--- The problem ---
Look for "Whey" in each line of the entries, and return the matching lines.

--- The input ---
::::::::::

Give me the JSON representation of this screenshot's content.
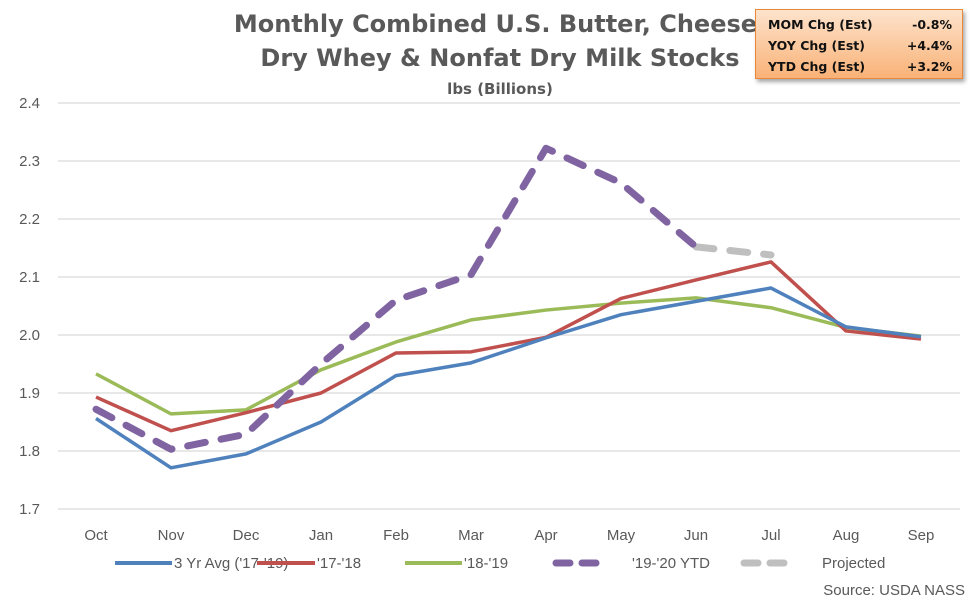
{
  "chart_data": {
    "type": "line",
    "title": "Monthly Combined U.S. Butter, Cheese, Dry Whey & Nonfat Dry Milk Stocks",
    "title_lines": [
      "Monthly Combined U.S. Butter, Cheese,",
      "Dry Whey & Nonfat Dry Milk Stocks"
    ],
    "subtitle": "lbs (Billions)",
    "xlabel": "",
    "ylabel": "",
    "categories": [
      "Oct",
      "Nov",
      "Dec",
      "Jan",
      "Feb",
      "Mar",
      "Apr",
      "May",
      "Jun",
      "Jul",
      "Aug",
      "Sep"
    ],
    "ylim": [
      1.7,
      2.4
    ],
    "yticks": [
      "1.7",
      "1.8",
      "1.9",
      "2.0",
      "2.1",
      "2.2",
      "2.3",
      "2.4"
    ],
    "grid": true,
    "legend_position": "bottom",
    "series": [
      {
        "name": "3 Yr Avg ('17-'19)",
        "color": "#4f81bd",
        "style": "solid",
        "values": [
          1.856,
          1.771,
          1.795,
          1.85,
          1.93,
          1.952,
          1.995,
          2.035,
          2.058,
          2.081,
          2.014,
          1.997
        ]
      },
      {
        "name": "'17-'18",
        "color": "#c0504d",
        "style": "solid",
        "values": [
          1.893,
          1.835,
          1.866,
          1.9,
          1.969,
          1.971,
          1.996,
          2.063,
          2.095,
          2.126,
          2.007,
          1.993
        ]
      },
      {
        "name": "'18-'19",
        "color": "#9bbb59",
        "style": "solid",
        "values": [
          1.933,
          1.864,
          1.871,
          1.94,
          1.988,
          2.026,
          2.043,
          2.055,
          2.064,
          2.047,
          2.013,
          1.998
        ]
      },
      {
        "name": "'19-'20 YTD",
        "color": "#8064a2",
        "style": "dashed",
        "values": [
          1.872,
          1.803,
          1.829,
          1.95,
          2.06,
          2.104,
          2.322,
          2.262,
          2.152,
          null,
          null,
          null
        ]
      },
      {
        "name": "Projected",
        "color": "#bfbfbf",
        "style": "dashed",
        "values": [
          null,
          null,
          null,
          null,
          null,
          null,
          null,
          null,
          2.152,
          2.138,
          null,
          null
        ]
      }
    ],
    "annotations": {
      "source": "Source: USDA NASS",
      "stats_box": [
        {
          "label": "MOM Chg (Est)",
          "value": "-0.8%"
        },
        {
          "label": "YOY Chg (Est)",
          "value": "+4.4%"
        },
        {
          "label": "YTD Chg (Est)",
          "value": "+3.2%"
        }
      ]
    }
  }
}
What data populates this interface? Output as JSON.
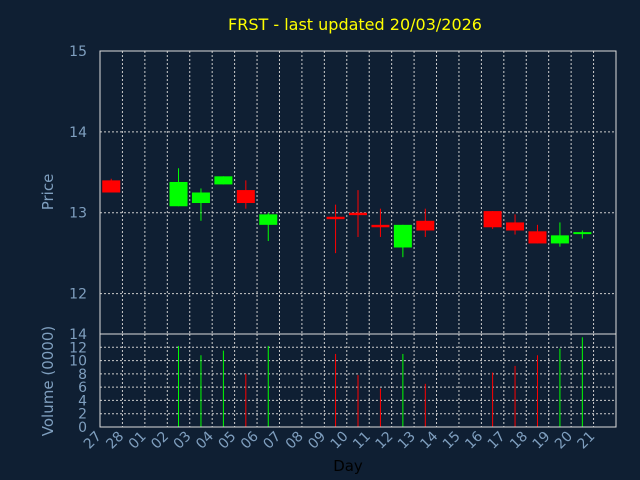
{
  "chart_data": {
    "type": "candlestick",
    "title": "FRST - last updated 20/03/2026",
    "xlabel": "Day",
    "ylabel_price": "Price",
    "ylabel_volume": "Volume (0000)",
    "price_ylim": [
      11.5,
      15
    ],
    "price_ticks": [
      "12",
      "13",
      "14",
      "15"
    ],
    "volume_ylim": [
      0,
      14
    ],
    "volume_ticks": [
      "0",
      "2",
      "4",
      "6",
      "8",
      "10",
      "12",
      "14"
    ],
    "x_tick_labels": [
      "27",
      "28",
      "01",
      "02",
      "03",
      "04",
      "05",
      "06",
      "07",
      "08",
      "09",
      "10",
      "11",
      "12",
      "13",
      "14",
      "15",
      "16",
      "17",
      "18",
      "19",
      "20",
      "21"
    ],
    "colors": {
      "up": "#00ff00",
      "down": "#ff0000",
      "background": "#0f1f33",
      "title": "#ffff00",
      "axis_text": "#7f9fbf",
      "grid": "#cccccc"
    },
    "candles": [
      {
        "day": "27",
        "open": 13.4,
        "high": 13.42,
        "low": 13.25,
        "close": 13.25,
        "volume": 0
      },
      {
        "day": "02",
        "open": 13.08,
        "high": 13.55,
        "low": 13.08,
        "close": 13.38,
        "volume": 12.2
      },
      {
        "day": "03",
        "open": 13.12,
        "high": 13.3,
        "low": 12.9,
        "close": 13.25,
        "volume": 10.8
      },
      {
        "day": "04",
        "open": 13.35,
        "high": 13.45,
        "low": 13.35,
        "close": 13.45,
        "volume": 11.5
      },
      {
        "day": "05",
        "open": 13.28,
        "high": 13.4,
        "low": 13.05,
        "close": 13.12,
        "volume": 8.0
      },
      {
        "day": "06",
        "open": 12.85,
        "high": 13.0,
        "low": 12.65,
        "close": 12.98,
        "volume": 12.2
      },
      {
        "day": "09",
        "open": 12.95,
        "high": 13.1,
        "low": 12.5,
        "close": 12.92,
        "volume": 11.0
      },
      {
        "day": "10",
        "open": 13.0,
        "high": 13.28,
        "low": 12.7,
        "close": 12.97,
        "volume": 7.8
      },
      {
        "day": "11",
        "open": 12.85,
        "high": 13.05,
        "low": 12.7,
        "close": 12.82,
        "volume": 5.8
      },
      {
        "day": "12",
        "open": 12.57,
        "high": 12.85,
        "low": 12.45,
        "close": 12.85,
        "volume": 11.0
      },
      {
        "day": "13",
        "open": 12.9,
        "high": 13.05,
        "low": 12.7,
        "close": 12.78,
        "volume": 6.5
      },
      {
        "day": "16",
        "open": 13.02,
        "high": 13.02,
        "low": 12.8,
        "close": 12.82,
        "volume": 8.2
      },
      {
        "day": "17",
        "open": 12.88,
        "high": 12.98,
        "low": 12.73,
        "close": 12.78,
        "volume": 9.2
      },
      {
        "day": "18",
        "open": 12.77,
        "high": 12.85,
        "low": 12.62,
        "close": 12.62,
        "volume": 10.8
      },
      {
        "day": "19",
        "open": 12.62,
        "high": 12.88,
        "low": 12.58,
        "close": 12.72,
        "volume": 11.8
      },
      {
        "day": "20",
        "open": 12.75,
        "high": 12.78,
        "low": 12.68,
        "close": 12.76,
        "volume": 13.5
      }
    ]
  }
}
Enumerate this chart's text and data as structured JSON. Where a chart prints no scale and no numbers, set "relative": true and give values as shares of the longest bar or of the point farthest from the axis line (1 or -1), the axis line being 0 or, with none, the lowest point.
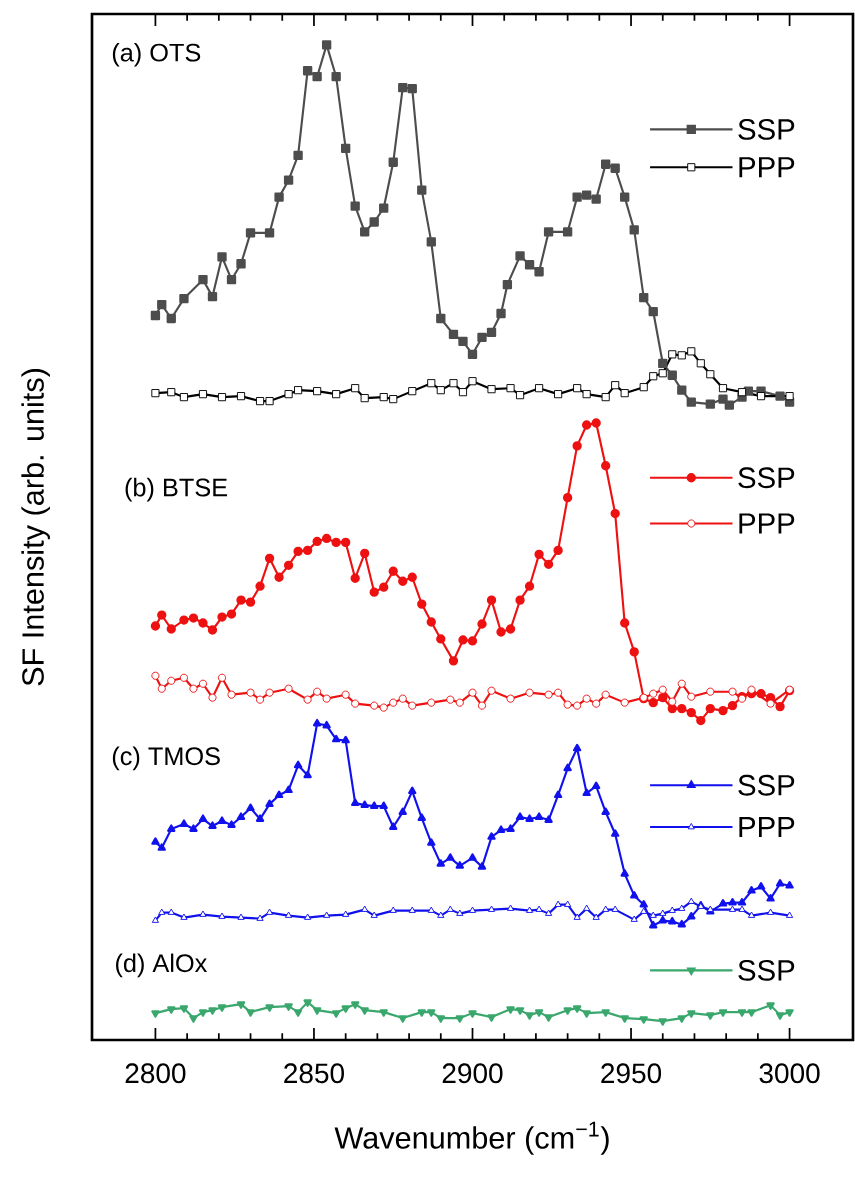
{
  "chart_data": {
    "type": "line",
    "relative": true,
    "xlabel": "Wavenumber (cm$^{−1}$)",
    "ylabel": "SF Intensity (arb. units)",
    "xlim": [
      2780,
      3020
    ],
    "xticks": [
      2800,
      2850,
      2900,
      2950,
      3000
    ],
    "legend": "right",
    "annotations": [
      "(a) OTS",
      "(b) BTSE",
      "(c) TMOS",
      "(d) AlOx"
    ],
    "series": [
      {
        "name": "SSP",
        "color": "#4d4d4d",
        "marker": "square",
        "x": [
          2800,
          2802,
          2805,
          2809,
          2815,
          2818,
          2821,
          2824,
          2827,
          2830,
          2836,
          2839,
          2842,
          2845,
          2848,
          2851,
          2854,
          2857,
          2860,
          2863,
          2866,
          2869,
          2872,
          2875,
          2878,
          2881,
          2884,
          2887,
          2890,
          2894,
          2897,
          2900,
          2903,
          2906,
          2909,
          2911,
          2915,
          2918,
          2921,
          2924,
          2930,
          2933,
          2936,
          2939,
          2942,
          2945,
          2948,
          2951,
          2954,
          2957,
          2960,
          2963,
          2966,
          2969,
          2975,
          2979,
          2981,
          2985,
          2987,
          2991,
          2997,
          3000
        ],
        "values": [
          0.728,
          0.739,
          0.725,
          0.745,
          0.764,
          0.747,
          0.787,
          0.764,
          0.78,
          0.811,
          0.811,
          0.847,
          0.864,
          0.889,
          0.974,
          0.968,
          1.0,
          0.968,
          0.896,
          0.838,
          0.812,
          0.822,
          0.836,
          0.882,
          0.957,
          0.956,
          0.854,
          0.802,
          0.725,
          0.709,
          0.702,
          0.689,
          0.706,
          0.711,
          0.73,
          0.759,
          0.788,
          0.779,
          0.772,
          0.812,
          0.812,
          0.847,
          0.849,
          0.845,
          0.88,
          0.876,
          0.847,
          0.814,
          0.746,
          0.732,
          0.68,
          0.668,
          0.653,
          0.641,
          0.639,
          0.644,
          0.638,
          0.646,
          0.652,
          0.652,
          0.647,
          0.641
        ]
      },
      {
        "name": "PPP",
        "color": "#000000",
        "marker": "square",
        "x": [
          2800,
          2805,
          2809,
          2815,
          2821,
          2827,
          2833,
          2836,
          2842,
          2845,
          2851,
          2857,
          2863,
          2866,
          2872,
          2875,
          2881,
          2887,
          2890,
          2894,
          2897,
          2900,
          2906,
          2912,
          2915,
          2921,
          2927,
          2933,
          2936,
          2942,
          2945,
          2948,
          2954,
          2957,
          2960,
          2963,
          2966,
          2969,
          2972,
          2975,
          2979,
          2985,
          2991,
          3000
        ],
        "values": [
          0.65,
          0.651,
          0.646,
          0.649,
          0.646,
          0.647,
          0.642,
          0.642,
          0.649,
          0.653,
          0.652,
          0.649,
          0.655,
          0.645,
          0.646,
          0.644,
          0.652,
          0.66,
          0.653,
          0.66,
          0.651,
          0.662,
          0.654,
          0.655,
          0.648,
          0.655,
          0.649,
          0.655,
          0.649,
          0.646,
          0.658,
          0.65,
          0.656,
          0.667,
          0.67,
          0.689,
          0.688,
          0.692,
          0.68,
          0.669,
          0.655,
          0.651,
          0.647,
          0.647
        ]
      },
      {
        "name": "SSP",
        "color": "#ee1111",
        "marker": "circle",
        "x": [
          2800,
          2802,
          2805,
          2809,
          2812,
          2815,
          2818,
          2821,
          2824,
          2827,
          2830,
          2833,
          2836,
          2839,
          2842,
          2845,
          2848,
          2851,
          2854,
          2857,
          2860,
          2863,
          2866,
          2869,
          2872,
          2875,
          2878,
          2881,
          2884,
          2887,
          2890,
          2894,
          2897,
          2900,
          2903,
          2906,
          2909,
          2912,
          2915,
          2918,
          2921,
          2924,
          2927,
          2930,
          2933,
          2936,
          2939,
          2942,
          2945,
          2948,
          2951,
          2954,
          2957,
          2960,
          2963,
          2966,
          2969,
          2972,
          2975,
          2979,
          2982,
          2985,
          2988,
          2991,
          2994,
          2997,
          3000
        ],
        "values": [
          0.416,
          0.427,
          0.413,
          0.422,
          0.424,
          0.419,
          0.412,
          0.425,
          0.428,
          0.442,
          0.44,
          0.456,
          0.484,
          0.465,
          0.477,
          0.491,
          0.492,
          0.501,
          0.504,
          0.5,
          0.5,
          0.464,
          0.489,
          0.45,
          0.455,
          0.471,
          0.461,
          0.465,
          0.438,
          0.42,
          0.403,
          0.381,
          0.402,
          0.401,
          0.418,
          0.442,
          0.41,
          0.413,
          0.442,
          0.456,
          0.488,
          0.478,
          0.492,
          0.545,
          0.597,
          0.618,
          0.62,
          0.577,
          0.529,
          0.419,
          0.39,
          0.343,
          0.339,
          0.344,
          0.333,
          0.333,
          0.329,
          0.321,
          0.333,
          0.331,
          0.336,
          0.345,
          0.348,
          0.348,
          0.344,
          0.335,
          0.351
        ]
      },
      {
        "name": "PPP",
        "color": "#ee1111",
        "marker": "circle",
        "x": [
          2800,
          2802,
          2805,
          2809,
          2812,
          2815,
          2818,
          2821,
          2824,
          2830,
          2833,
          2836,
          2842,
          2848,
          2851,
          2854,
          2860,
          2863,
          2869,
          2872,
          2875,
          2878,
          2881,
          2887,
          2893,
          2896,
          2900,
          2903,
          2906,
          2912,
          2918,
          2924,
          2927,
          2930,
          2933,
          2936,
          2939,
          2942,
          2948,
          2954,
          2957,
          2960,
          2963,
          2966,
          2969,
          2975,
          2982,
          2985,
          2988,
          2994,
          3000
        ],
        "values": [
          0.366,
          0.353,
          0.361,
          0.364,
          0.353,
          0.358,
          0.344,
          0.364,
          0.347,
          0.349,
          0.342,
          0.349,
          0.353,
          0.342,
          0.35,
          0.343,
          0.347,
          0.338,
          0.336,
          0.334,
          0.339,
          0.343,
          0.336,
          0.339,
          0.342,
          0.339,
          0.349,
          0.336,
          0.351,
          0.343,
          0.349,
          0.347,
          0.349,
          0.337,
          0.336,
          0.343,
          0.338,
          0.347,
          0.339,
          0.344,
          0.348,
          0.352,
          0.34,
          0.358,
          0.345,
          0.35,
          0.35,
          0.343,
          0.352,
          0.338,
          0.352
        ]
      },
      {
        "name": "SSP",
        "color": "#1111ee",
        "marker": "triangle",
        "x": [
          2800,
          2802,
          2805,
          2809,
          2812,
          2815,
          2818,
          2821,
          2824,
          2827,
          2830,
          2833,
          2836,
          2839,
          2842,
          2845,
          2848,
          2851,
          2854,
          2857,
          2860,
          2863,
          2866,
          2869,
          2872,
          2875,
          2878,
          2881,
          2884,
          2887,
          2890,
          2893,
          2896,
          2900,
          2903,
          2906,
          2909,
          2912,
          2915,
          2918,
          2921,
          2924,
          2927,
          2930,
          2933,
          2936,
          2939,
          2942,
          2945,
          2948,
          2951,
          2954,
          2957,
          2960,
          2963,
          2966,
          2969,
          2972,
          2975,
          2979,
          2982,
          2985,
          2988,
          2991,
          2994,
          2997,
          3000
        ],
        "values": [
          0.199,
          0.193,
          0.212,
          0.217,
          0.212,
          0.222,
          0.215,
          0.22,
          0.216,
          0.224,
          0.233,
          0.222,
          0.237,
          0.246,
          0.251,
          0.276,
          0.266,
          0.318,
          0.316,
          0.302,
          0.301,
          0.238,
          0.236,
          0.235,
          0.235,
          0.214,
          0.229,
          0.25,
          0.223,
          0.198,
          0.177,
          0.183,
          0.175,
          0.183,
          0.174,
          0.204,
          0.211,
          0.212,
          0.224,
          0.222,
          0.224,
          0.221,
          0.246,
          0.273,
          0.293,
          0.248,
          0.255,
          0.229,
          0.207,
          0.167,
          0.145,
          0.136,
          0.115,
          0.12,
          0.119,
          0.116,
          0.124,
          0.135,
          0.129,
          0.137,
          0.138,
          0.138,
          0.15,
          0.154,
          0.142,
          0.157,
          0.155
        ]
      },
      {
        "name": "PPP",
        "color": "#1111ee",
        "marker": "triangle",
        "x": [
          2800,
          2802,
          2805,
          2809,
          2815,
          2821,
          2827,
          2833,
          2836,
          2842,
          2848,
          2854,
          2860,
          2866,
          2869,
          2875,
          2881,
          2887,
          2890,
          2893,
          2896,
          2900,
          2906,
          2912,
          2918,
          2921,
          2924,
          2927,
          2930,
          2933,
          2936,
          2939,
          2942,
          2945,
          2951,
          2954,
          2957,
          2960,
          2963,
          2966,
          2969,
          2972,
          2975,
          2982,
          2985,
          2988,
          2994,
          3000
        ],
        "values": [
          0.12,
          0.128,
          0.128,
          0.123,
          0.126,
          0.124,
          0.123,
          0.122,
          0.128,
          0.125,
          0.123,
          0.125,
          0.126,
          0.131,
          0.125,
          0.13,
          0.13,
          0.13,
          0.125,
          0.131,
          0.127,
          0.13,
          0.131,
          0.132,
          0.13,
          0.131,
          0.127,
          0.136,
          0.136,
          0.123,
          0.132,
          0.123,
          0.131,
          0.131,
          0.121,
          0.129,
          0.125,
          0.127,
          0.13,
          0.132,
          0.139,
          0.134,
          0.131,
          0.131,
          0.131,
          0.125,
          0.128,
          0.125
        ]
      },
      {
        "name": "SSP",
        "color": "#3aa76d",
        "marker": "triangle",
        "x": [
          2800,
          2805,
          2809,
          2812,
          2815,
          2818,
          2821,
          2827,
          2830,
          2836,
          2842,
          2845,
          2848,
          2851,
          2857,
          2860,
          2863,
          2866,
          2872,
          2878,
          2884,
          2887,
          2890,
          2896,
          2900,
          2906,
          2912,
          2915,
          2918,
          2921,
          2924,
          2930,
          2933,
          2936,
          2942,
          2948,
          2954,
          2960,
          2966,
          2969,
          2975,
          2979,
          2985,
          2988,
          2994,
          2997,
          3000
        ],
        "values": [
          0.027,
          0.031,
          0.032,
          0.022,
          0.028,
          0.03,
          0.033,
          0.036,
          0.028,
          0.033,
          0.034,
          0.028,
          0.038,
          0.03,
          0.027,
          0.032,
          0.036,
          0.03,
          0.028,
          0.022,
          0.028,
          0.028,
          0.022,
          0.022,
          0.027,
          0.023,
          0.031,
          0.03,
          0.025,
          0.028,
          0.023,
          0.03,
          0.032,
          0.027,
          0.028,
          0.022,
          0.021,
          0.019,
          0.022,
          0.027,
          0.025,
          0.028,
          0.028,
          0.028,
          0.035,
          0.025,
          0.028
        ]
      }
    ]
  }
}
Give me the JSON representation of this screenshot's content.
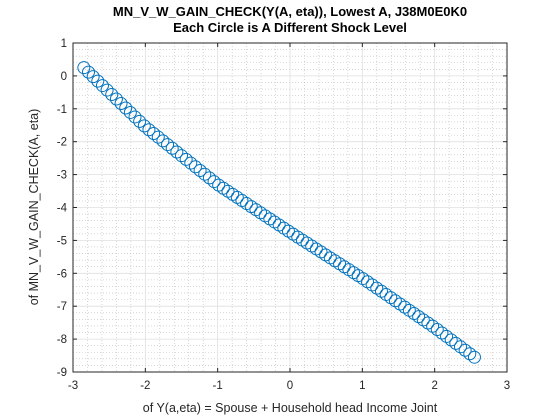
{
  "chart_data": {
    "type": "scatter",
    "title": "MN_V_W_GAIN_CHECK(Y(A, eta)), Lowest A, J38M0E0K0",
    "subtitle": "Each Circle is A Different Shock Level",
    "xlabel": "of Y(a,eta) = Spouse + Household head Income Joint",
    "ylabel": "of MN_V_W_GAIN_CHECK(A, eta)",
    "xlim": [
      -3,
      3
    ],
    "ylim": [
      -9,
      1
    ],
    "xticks": [
      "-3",
      "-2",
      "-1",
      "0",
      "1",
      "2",
      "3"
    ],
    "yticks": [
      "1",
      "0",
      "-1",
      "-2",
      "-3",
      "-4",
      "-5",
      "-6",
      "-7",
      "-8",
      "-9"
    ],
    "grid": true,
    "minor_grid": true,
    "marker": "circle",
    "color": "#0072BD",
    "series": [
      {
        "x_start": -2.85,
        "x_end": 2.55,
        "count": 85,
        "points": [
          [
            -2.85,
            0.25
          ],
          [
            -2.0,
            -1.55
          ],
          [
            -1.0,
            -3.3
          ],
          [
            0.0,
            -4.75
          ],
          [
            1.0,
            -6.15
          ],
          [
            2.0,
            -7.65
          ],
          [
            2.55,
            -8.55
          ]
        ]
      }
    ]
  }
}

::::::::::

--- The response ---
    "title": "Monthly Combined U.S. Butter, Cheese, Dry Whey & Nonfat Dry Milk Stocks",
      "Dry Whey & Nonfat Dry Milk Stocks"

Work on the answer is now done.